* **Problem requirements**: Output all entries verbatim. Skip pictures.

Records:
◇ ◇ ◇
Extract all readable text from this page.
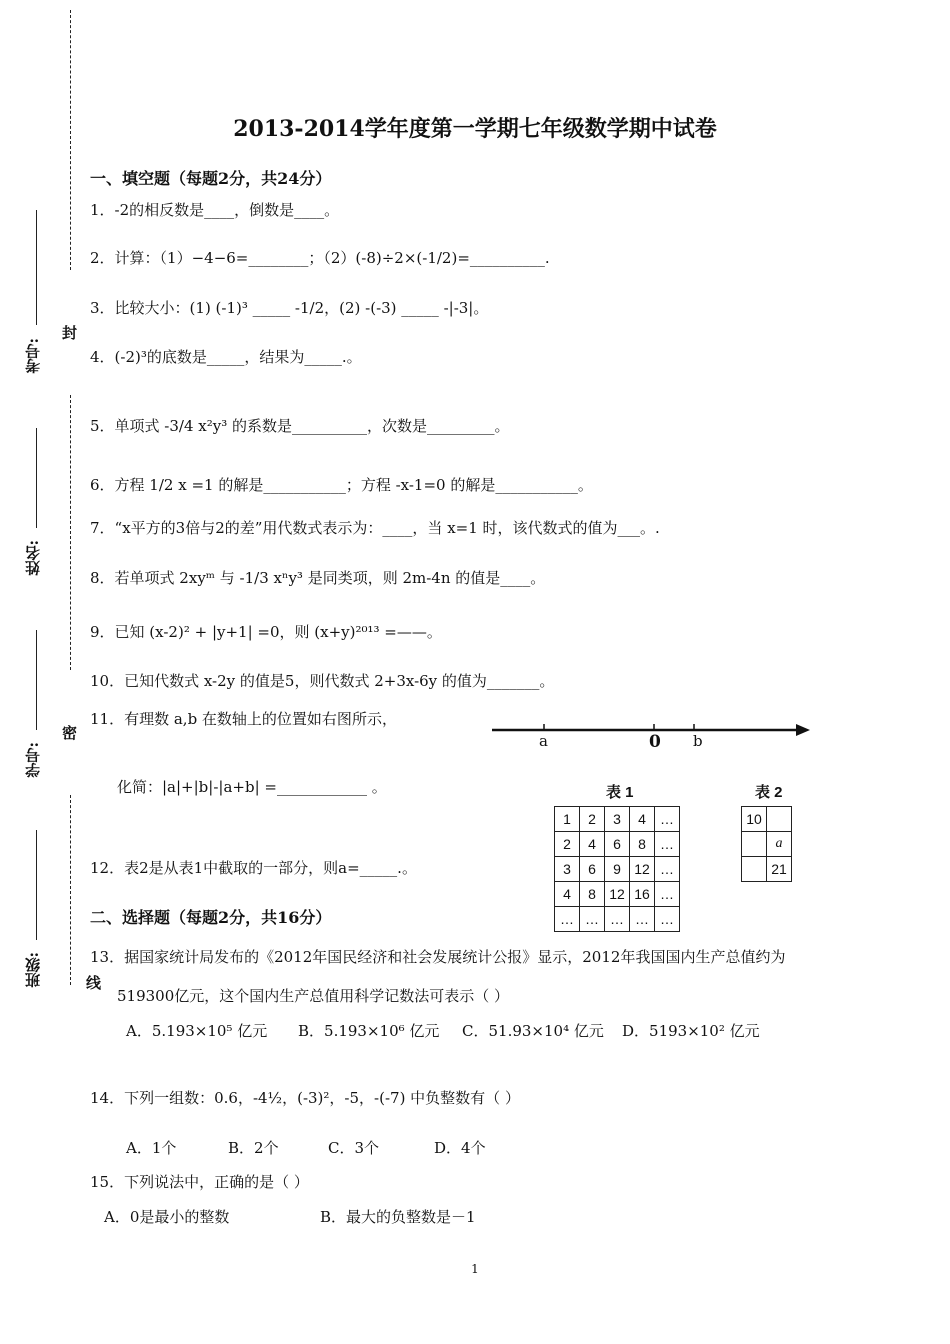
考号:
姓名:
学号:
班级:
封
密
线
2013-2014学年度第一学期七年级数学期中试卷
一、填空题（每题2分，共24分）
1．-2的相反数是____，倒数是____。
2．计算：（1）−4−6=________；（2）(-8)÷2×(-1/2)=__________.
3．比较大小：(1) (-1)³ _____ -1/2，(2) -(-3) _____ -|-3|。
4．(-2)³的底数是_____，结果为_____.。
5．单项式 -3/4 x²y³ 的系数是__________，次数是_________。
6．方程 1/2 x =1 的解是___________；方程 -x-1=0 的解是___________。
7．“x平方的3倍与2的差”用代数式表示为：____，当 x=1 时，该代数式的值为___。.
8．若单项式 2xyᵐ 与 -1/3 xⁿy³ 是同类项，则 2m-4n 的值是____。
9．已知 (x-2)² + |y+1| =0，则 (x+y)²⁰¹³ =——。
10．已知代数式 x-2y 的值是5，则代数式 2+3x-6y 的值为_______。
11．有理数 a,b 在数轴上的位置如右图所示，
化简：|a|+|b|-|a+b| =____________ 。
12．表2是从表1中截取的一部分，则a=_____.。
a	0 b
表 1
1	2	3	4	…
2	4	6	8	…
3	6	9	12	…
4	8	12	16	…
…	…	…	…	…
表 2
10	
	a
	21
二、选择题（每题2分，共16分）
13．据国家统计局发布的《2012年国民经济和社会发展统计公报》显示，2012年我国国内生产总值约为
519300亿元，这个国内生产总值用科学记数法可表示（ ）
A．5.193×10⁵ 亿元 B．5.193×10⁶ 亿元 C．51.93×10⁴ 亿元 D．5193×10² 亿元
14．下列一组数：0.6，-4½，(-3)²，-5，-(-7) 中负整数有（ ）
A．1个	B．2个	C．3个	D．4个
15．下列说法中，正确的是（ ）
A．0是最小的整数	B．最大的负整数是－1
1
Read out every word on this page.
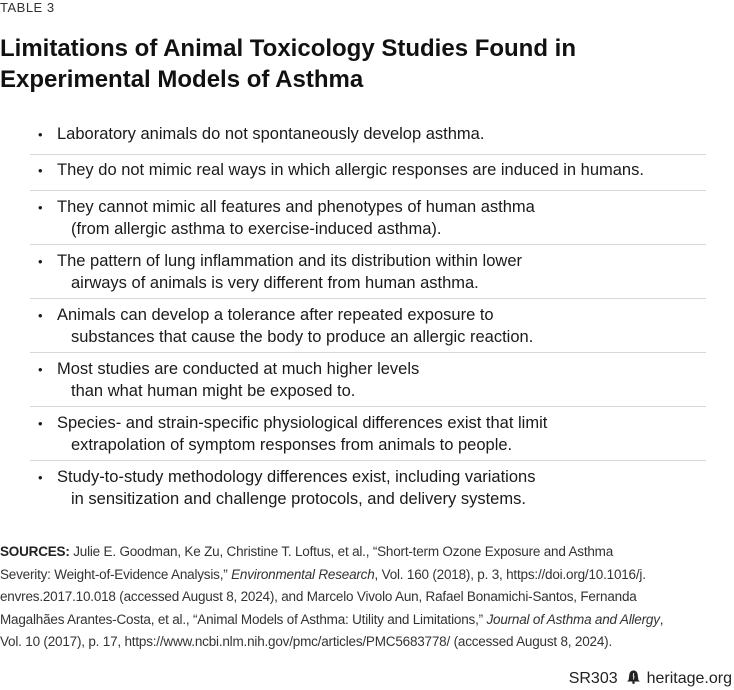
TABLE 3
Limitations of Animal Toxicology Studies Found in
Experimental Models of Asthma
• Laboratory animals do not spontaneously develop asthma.
• They do not mimic real ways in which allergic responses are induced in humans.
• They cannot mimic all features and phenotypes of human asthma
(from allergic asthma to exercise-induced asthma).
• The pattern of lung inflammation and its distribution within lower
airways of animals is very different from human asthma.
• Animals can develop a tolerance after repeated exposure to
substances that cause the body to produce an allergic reaction.
• Most studies are conducted at much higher levels
than what human might be exposed to.
• Species- and strain-specific physiological differences exist that limit
extrapolation of symptom responses from animals to people.
• Study-to-study methodology differences exist, including variations
in sensitization and challenge protocols, and delivery systems.
SOURCES: Julie E. Goodman, Ke Zu, Christine T. Loftus, et al., “Short-term Ozone Exposure and Asthma
Severity: Weight-of-Evidence Analysis,” Environmental Research, Vol. 160 (2018), p. 3, https://doi.org/10.1016/j.
envres.2017.10.018 (accessed August 8, 2024), and Marcelo Vivolo Aun, Rafael Bonamichi-Santos, Fernanda
Magalhães Arantes-Costa, et al., “Animal Models of Asthma: Utility and Limitations,” Journal of Asthma and Allergy,
Vol. 10 (2017), p. 17, https://www.ncbi.nlm.nih.gov/pmc/articles/PMC5683778/ (accessed August 8, 2024).
SR303 heritage.org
◇ ◇ ◇
* **Answer for the task**:
Extract all readable text from this page.
考号:
姓名:
学号:
班级:
封
密
线
2013-2014学年度第一学期七年级数学期中试卷
一、填空题（每题2分，共24分）
1．-2的相反数是____，倒数是____。
2．计算：（1）−4−6=________；（2）(-8)÷2×(-1/2)=__________.
3．比较大小：(1) (-1)³ _____ -1/2，(2) -(-3) _____ -|-3|。
4．(-2)³的底数是_____，结果为_____.。
5．单项式 -3/4 x²y³ 的系数是__________，次数是_________。
6．方程 1/2 x =1 的解是___________；方程 -x-1=0 的解是___________。
7．“x平方的3倍与2的差”用代数式表示为：____，当 x=1 时，该代数式的值为___。.
8．若单项式 2xyᵐ 与 -1/3 xⁿy³ 是同类项，则 2m-4n 的值是____。
9．已知 (x-2)² + |y+1| =0，则 (x+y)²⁰¹³ =——。
10．已知代数式 x-2y 的值是5，则代数式 2+3x-6y 的值为_______。
11．有理数 a,b 在数轴上的位置如右图所示，
化简：|a|+|b|-|a+b| =____________ 。
12．表2是从表1中截取的一部分，则a=_____.。
a	0 b
表 1
1	2	3	4	…
2	4	6	8	…
3	6	9	12	…
4	8	12	16	…
…	…	…	…	…
表 2
10	
	a
	21
二、选择题（每题2分，共16分）
13．据国家统计局发布的《2012年国民经济和社会发展统计公报》显示，2012年我国国内生产总值约为
519300亿元，这个国内生产总值用科学记数法可表示（ ）
A．5.193×10⁵ 亿元 B．5.193×10⁶ 亿元 C．51.93×10⁴ 亿元 D．5193×10² 亿元
14．下列一组数：0.6，-4½，(-3)²，-5，-(-7) 中负整数有（ ）
A．1个	B．2个	C．3个	D．4个
15．下列说法中，正确的是（ ）
A．0是最小的整数	B．最大的负整数是－1
1
Read out every word on this page.
TABLE 3
Limitations of Animal Toxicology Studies Found in
Experimental Models of Asthma
• Laboratory animals do not spontaneously develop asthma.
• They do not mimic real ways in which allergic responses are induced in humans.
• They cannot mimic all features and phenotypes of human asthma
(from allergic asthma to exercise-induced asthma).
• The pattern of lung inflammation and its distribution within lower
airways of animals is very different from human asthma.
• Animals can develop a tolerance after repeated exposure to
substances that cause the body to produce an allergic reaction.
• Most studies are conducted at much higher levels
than what human might be exposed to.
• Species- and strain-specific physiological differences exist that limit
extrapolation of symptom responses from animals to people.
• Study-to-study methodology differences exist, including variations
in sensitization and challenge protocols, and delivery systems.
SOURCES: Julie E. Goodman, Ke Zu, Christine T. Loftus, et al., “Short-term Ozone Exposure and Asthma
Severity: Weight-of-Evidence Analysis,” Environmental Research, Vol. 160 (2018), p. 3, https://doi.org/10.1016/j.
envres.2017.10.018 (accessed August 8, 2024), and Marcelo Vivolo Aun, Rafael Bonamichi-Santos, Fernanda
Magalhães Arantes-Costa, et al., “Animal Models of Asthma: Utility and Limitations,” Journal of Asthma and Allergy,
Vol. 10 (2017), p. 17, https://www.ncbi.nlm.nih.gov/pmc/articles/PMC5683778/ (accessed August 8, 2024).
SR303 heritage.org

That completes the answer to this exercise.